## Job
Which lines hold the word "title"? Copy each of them.
^^^^^^^^^^^^^^^^
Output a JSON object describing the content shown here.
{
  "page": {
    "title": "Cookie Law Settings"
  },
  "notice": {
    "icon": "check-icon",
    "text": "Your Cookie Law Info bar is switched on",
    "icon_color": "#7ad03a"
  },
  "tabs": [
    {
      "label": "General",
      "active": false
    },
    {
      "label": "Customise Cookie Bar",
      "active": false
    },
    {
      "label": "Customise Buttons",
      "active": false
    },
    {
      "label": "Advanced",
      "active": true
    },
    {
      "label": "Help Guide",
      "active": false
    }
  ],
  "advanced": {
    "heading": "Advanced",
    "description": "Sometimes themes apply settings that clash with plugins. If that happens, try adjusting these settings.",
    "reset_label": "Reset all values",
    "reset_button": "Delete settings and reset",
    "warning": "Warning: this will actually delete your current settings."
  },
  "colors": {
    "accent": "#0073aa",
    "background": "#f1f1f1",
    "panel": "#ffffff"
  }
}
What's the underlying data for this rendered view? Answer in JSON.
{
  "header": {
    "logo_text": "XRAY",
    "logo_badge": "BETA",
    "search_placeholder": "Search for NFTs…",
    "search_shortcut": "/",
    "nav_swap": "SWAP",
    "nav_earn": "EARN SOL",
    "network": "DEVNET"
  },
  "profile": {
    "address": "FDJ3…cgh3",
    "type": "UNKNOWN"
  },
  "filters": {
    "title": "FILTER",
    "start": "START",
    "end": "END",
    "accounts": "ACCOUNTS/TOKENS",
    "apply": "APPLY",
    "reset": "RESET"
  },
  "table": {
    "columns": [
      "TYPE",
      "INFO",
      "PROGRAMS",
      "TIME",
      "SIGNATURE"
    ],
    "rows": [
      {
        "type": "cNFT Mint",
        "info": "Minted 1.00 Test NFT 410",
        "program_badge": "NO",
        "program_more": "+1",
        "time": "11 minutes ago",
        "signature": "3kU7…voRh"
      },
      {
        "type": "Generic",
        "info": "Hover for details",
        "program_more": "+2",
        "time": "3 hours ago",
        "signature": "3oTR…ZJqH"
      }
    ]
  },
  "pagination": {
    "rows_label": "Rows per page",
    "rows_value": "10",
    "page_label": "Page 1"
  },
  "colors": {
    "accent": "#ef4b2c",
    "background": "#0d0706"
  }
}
^^^^^^^^^^^^^^^^
## Output of the exercise
    "title": "Cookie Law Settings"
    "title": "FILTER",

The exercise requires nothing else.